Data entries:
-- start --

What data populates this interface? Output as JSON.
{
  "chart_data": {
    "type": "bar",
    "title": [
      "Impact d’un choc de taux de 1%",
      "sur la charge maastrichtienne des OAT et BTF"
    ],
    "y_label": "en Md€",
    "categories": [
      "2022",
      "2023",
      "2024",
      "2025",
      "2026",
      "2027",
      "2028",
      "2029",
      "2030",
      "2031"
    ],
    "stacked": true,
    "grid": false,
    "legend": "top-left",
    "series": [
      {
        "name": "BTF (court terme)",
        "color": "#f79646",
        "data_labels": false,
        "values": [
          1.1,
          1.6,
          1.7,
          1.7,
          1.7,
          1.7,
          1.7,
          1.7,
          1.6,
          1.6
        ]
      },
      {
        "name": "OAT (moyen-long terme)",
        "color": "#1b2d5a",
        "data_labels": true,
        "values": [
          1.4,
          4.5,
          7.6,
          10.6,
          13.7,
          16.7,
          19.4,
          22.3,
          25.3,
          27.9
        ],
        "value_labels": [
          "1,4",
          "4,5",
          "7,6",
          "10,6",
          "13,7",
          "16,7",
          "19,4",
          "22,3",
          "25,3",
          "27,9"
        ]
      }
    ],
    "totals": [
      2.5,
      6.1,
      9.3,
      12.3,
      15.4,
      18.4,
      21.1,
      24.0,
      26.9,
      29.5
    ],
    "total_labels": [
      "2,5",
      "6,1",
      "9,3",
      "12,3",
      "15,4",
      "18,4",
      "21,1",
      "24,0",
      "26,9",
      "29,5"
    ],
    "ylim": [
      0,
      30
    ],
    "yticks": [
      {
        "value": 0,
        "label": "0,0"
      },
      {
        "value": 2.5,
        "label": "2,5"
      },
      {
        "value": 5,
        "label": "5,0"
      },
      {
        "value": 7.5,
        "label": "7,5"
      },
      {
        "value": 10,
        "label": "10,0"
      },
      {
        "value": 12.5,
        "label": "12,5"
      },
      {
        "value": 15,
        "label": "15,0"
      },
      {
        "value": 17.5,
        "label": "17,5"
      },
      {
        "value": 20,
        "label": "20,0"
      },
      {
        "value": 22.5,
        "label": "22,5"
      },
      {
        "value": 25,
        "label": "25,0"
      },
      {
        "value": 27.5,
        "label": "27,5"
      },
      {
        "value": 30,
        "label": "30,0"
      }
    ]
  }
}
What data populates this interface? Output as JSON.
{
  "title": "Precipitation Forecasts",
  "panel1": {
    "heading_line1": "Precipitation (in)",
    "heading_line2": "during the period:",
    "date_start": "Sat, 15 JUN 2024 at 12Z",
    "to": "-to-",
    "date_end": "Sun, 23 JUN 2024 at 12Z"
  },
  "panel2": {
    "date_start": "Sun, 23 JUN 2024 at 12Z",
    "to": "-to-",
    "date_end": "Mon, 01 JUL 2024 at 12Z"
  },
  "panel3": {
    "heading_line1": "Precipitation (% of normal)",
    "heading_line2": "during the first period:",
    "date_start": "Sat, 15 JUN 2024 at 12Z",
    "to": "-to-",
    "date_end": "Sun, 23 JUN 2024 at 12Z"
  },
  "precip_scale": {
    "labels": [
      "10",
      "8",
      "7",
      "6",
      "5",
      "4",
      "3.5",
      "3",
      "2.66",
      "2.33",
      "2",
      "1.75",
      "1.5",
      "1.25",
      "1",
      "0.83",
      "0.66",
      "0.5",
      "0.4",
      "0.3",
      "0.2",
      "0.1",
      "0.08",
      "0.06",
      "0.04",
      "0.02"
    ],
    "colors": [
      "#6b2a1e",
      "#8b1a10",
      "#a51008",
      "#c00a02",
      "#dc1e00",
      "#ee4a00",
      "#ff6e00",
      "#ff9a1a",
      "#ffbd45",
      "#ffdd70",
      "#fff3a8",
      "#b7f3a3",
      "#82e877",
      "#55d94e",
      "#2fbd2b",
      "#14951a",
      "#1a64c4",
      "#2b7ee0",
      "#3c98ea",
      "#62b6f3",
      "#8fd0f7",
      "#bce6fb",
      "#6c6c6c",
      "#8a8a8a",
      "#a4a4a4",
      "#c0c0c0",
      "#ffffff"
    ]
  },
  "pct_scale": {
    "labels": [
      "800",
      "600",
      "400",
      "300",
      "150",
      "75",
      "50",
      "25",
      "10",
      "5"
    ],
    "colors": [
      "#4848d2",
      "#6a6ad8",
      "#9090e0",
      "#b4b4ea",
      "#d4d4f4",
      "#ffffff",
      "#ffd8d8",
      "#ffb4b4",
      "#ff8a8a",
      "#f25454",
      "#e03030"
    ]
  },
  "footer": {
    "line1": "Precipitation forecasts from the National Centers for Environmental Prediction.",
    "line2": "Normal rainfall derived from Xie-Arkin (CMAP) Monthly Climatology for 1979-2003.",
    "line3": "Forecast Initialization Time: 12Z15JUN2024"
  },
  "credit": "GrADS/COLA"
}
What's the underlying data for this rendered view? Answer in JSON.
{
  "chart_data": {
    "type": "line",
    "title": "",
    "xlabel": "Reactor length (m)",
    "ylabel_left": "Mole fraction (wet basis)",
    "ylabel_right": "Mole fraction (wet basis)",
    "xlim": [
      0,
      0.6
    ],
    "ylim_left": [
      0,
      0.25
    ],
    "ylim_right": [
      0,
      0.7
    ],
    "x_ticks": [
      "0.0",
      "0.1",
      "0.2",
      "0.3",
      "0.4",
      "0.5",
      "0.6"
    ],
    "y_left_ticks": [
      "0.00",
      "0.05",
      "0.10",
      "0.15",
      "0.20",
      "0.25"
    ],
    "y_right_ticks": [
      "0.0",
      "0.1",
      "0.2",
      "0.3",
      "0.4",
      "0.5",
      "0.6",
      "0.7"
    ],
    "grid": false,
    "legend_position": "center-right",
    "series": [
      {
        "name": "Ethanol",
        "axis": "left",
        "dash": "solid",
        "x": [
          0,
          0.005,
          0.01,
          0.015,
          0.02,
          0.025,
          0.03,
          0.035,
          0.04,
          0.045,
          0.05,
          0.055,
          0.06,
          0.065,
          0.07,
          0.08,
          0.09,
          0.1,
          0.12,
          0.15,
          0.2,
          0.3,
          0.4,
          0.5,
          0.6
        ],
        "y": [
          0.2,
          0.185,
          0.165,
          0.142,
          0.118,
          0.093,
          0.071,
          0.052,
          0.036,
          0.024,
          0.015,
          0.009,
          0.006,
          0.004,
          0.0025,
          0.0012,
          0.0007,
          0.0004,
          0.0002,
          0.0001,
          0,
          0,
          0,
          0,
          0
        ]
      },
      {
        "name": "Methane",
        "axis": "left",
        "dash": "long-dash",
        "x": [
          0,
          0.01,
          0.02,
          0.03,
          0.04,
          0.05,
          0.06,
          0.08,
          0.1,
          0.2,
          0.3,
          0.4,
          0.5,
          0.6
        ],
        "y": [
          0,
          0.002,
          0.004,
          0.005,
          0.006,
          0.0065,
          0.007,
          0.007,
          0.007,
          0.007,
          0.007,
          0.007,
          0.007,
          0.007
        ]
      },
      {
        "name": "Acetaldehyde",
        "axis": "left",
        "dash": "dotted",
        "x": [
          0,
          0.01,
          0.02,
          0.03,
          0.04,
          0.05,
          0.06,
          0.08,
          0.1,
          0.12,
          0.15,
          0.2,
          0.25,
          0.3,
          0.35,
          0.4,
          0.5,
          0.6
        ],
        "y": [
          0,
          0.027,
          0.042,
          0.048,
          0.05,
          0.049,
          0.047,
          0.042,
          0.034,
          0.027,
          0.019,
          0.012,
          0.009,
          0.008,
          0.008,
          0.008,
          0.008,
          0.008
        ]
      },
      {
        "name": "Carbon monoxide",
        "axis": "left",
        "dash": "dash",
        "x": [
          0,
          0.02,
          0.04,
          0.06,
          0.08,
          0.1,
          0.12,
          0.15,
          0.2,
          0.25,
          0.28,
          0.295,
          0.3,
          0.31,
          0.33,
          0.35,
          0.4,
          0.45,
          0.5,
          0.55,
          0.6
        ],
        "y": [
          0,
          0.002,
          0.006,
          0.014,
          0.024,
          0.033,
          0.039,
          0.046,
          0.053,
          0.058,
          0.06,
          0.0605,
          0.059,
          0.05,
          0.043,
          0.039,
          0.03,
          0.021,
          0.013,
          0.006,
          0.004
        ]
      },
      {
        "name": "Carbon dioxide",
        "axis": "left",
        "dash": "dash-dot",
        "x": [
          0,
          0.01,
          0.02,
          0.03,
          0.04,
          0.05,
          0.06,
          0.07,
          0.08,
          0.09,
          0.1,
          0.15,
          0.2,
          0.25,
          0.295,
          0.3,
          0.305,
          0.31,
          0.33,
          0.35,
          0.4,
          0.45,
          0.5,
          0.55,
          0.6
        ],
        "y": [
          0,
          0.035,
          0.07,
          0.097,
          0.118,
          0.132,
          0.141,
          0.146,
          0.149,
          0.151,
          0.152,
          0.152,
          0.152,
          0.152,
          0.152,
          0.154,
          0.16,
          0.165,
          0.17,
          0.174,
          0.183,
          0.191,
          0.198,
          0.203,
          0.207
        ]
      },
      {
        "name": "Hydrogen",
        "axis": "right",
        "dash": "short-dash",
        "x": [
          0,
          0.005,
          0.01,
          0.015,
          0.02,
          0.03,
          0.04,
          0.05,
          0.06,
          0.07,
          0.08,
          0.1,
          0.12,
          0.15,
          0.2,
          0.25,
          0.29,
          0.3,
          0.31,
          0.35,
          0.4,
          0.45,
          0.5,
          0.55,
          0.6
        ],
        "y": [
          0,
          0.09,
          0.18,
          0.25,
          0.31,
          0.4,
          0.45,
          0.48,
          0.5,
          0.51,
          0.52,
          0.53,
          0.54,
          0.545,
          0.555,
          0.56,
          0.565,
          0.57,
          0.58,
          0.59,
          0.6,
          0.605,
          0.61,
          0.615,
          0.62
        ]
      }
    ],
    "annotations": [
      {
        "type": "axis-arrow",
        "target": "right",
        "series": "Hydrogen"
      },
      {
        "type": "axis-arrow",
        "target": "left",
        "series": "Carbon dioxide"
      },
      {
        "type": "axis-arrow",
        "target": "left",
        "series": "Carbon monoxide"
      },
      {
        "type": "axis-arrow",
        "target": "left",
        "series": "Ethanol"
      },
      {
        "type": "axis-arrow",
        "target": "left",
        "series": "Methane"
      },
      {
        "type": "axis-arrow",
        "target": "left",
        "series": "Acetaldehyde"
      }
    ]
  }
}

-- end --

Each line in the listing above that contains "basis" should be copied.

Task solution =
    "ylabel_left": "Mole fraction (wet basis)",
    "ylabel_right": "Mole fraction (wet basis)",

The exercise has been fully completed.